***** Material shown *****
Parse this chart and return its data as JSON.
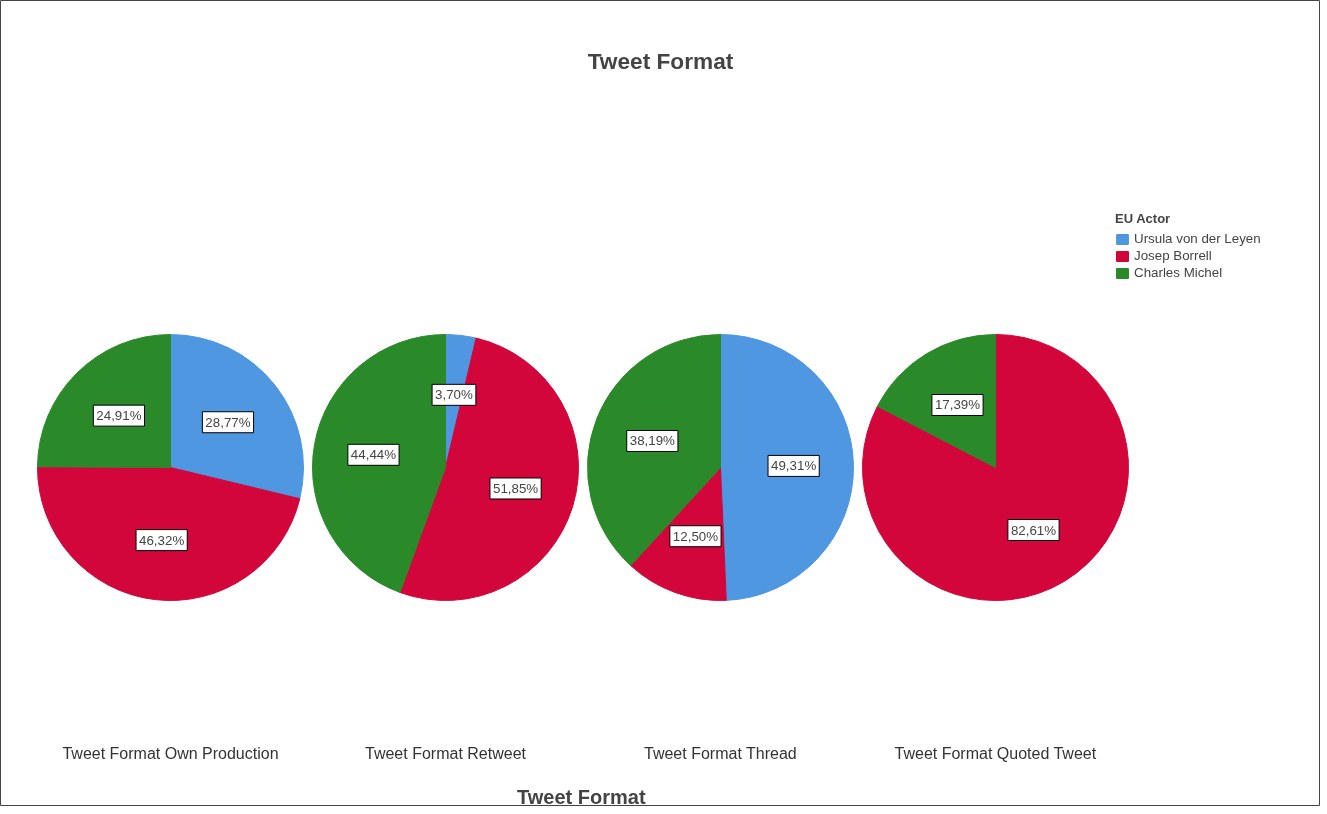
{
  "chart_data": {
    "type": "pie",
    "title": "Tweet Format",
    "xlabel": "Tweet Format",
    "legend": "top right",
    "legend_title": "EU Actor",
    "categories": [
      "Ursula von der Leyen",
      "Josep Borrell",
      "Charles Michel"
    ],
    "colors": [
      "#4f97e0",
      "#d2063a",
      "#2a8a2a"
    ],
    "series": [
      {
        "name": "Tweet Format Own Production",
        "values": [
          28.77,
          46.32,
          24.91
        ],
        "value_labels": [
          "28,77%",
          "46,32%",
          "24,91%"
        ]
      },
      {
        "name": "Tweet Format Retweet",
        "values": [
          3.7,
          51.85,
          44.44
        ],
        "value_labels": [
          "3,70%",
          "51,85%",
          "44,44%"
        ]
      },
      {
        "name": "Tweet Format Thread",
        "values": [
          49.31,
          12.5,
          38.19
        ],
        "value_labels": [
          "49,31%",
          "12,50%",
          "38,19%"
        ]
      },
      {
        "name": "Tweet Format Quoted Tweet",
        "values": [
          0,
          82.61,
          17.39
        ],
        "value_labels": [
          null,
          "82,61%",
          "17,39%"
        ]
      }
    ]
  }
}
*****
Do this: The listing above must be printed again exactly, minus its pictures.

Completed task:
Parse this chart and return its data as JSON.
{
  "chart_data": {
    "type": "pie",
    "title": "Tweet Format",
    "xlabel": "Tweet Format",
    "legend": "top right",
    "legend_title": "EU Actor",
    "categories": [
      "Ursula von der Leyen",
      "Josep Borrell",
      "Charles Michel"
    ],
    "colors": [
      "#4f97e0",
      "#d2063a",
      "#2a8a2a"
    ],
    "series": [
      {
        "name": "Tweet Format Own Production",
        "values": [
          28.77,
          46.32,
          24.91
        ],
        "value_labels": [
          "28,77%",
          "46,32%",
          "24,91%"
        ]
      },
      {
        "name": "Tweet Format Retweet",
        "values": [
          3.7,
          51.85,
          44.44
        ],
        "value_labels": [
          "3,70%",
          "51,85%",
          "44,44%"
        ]
      },
      {
        "name": "Tweet Format Thread",
        "values": [
          49.31,
          12.5,
          38.19
        ],
        "value_labels": [
          "49,31%",
          "12,50%",
          "38,19%"
        ]
      },
      {
        "name": "Tweet Format Quoted Tweet",
        "values": [
          0,
          82.61,
          17.39
        ],
        "value_labels": [
          null,
          "82,61%",
          "17,39%"
        ]
      }
    ]
  }
}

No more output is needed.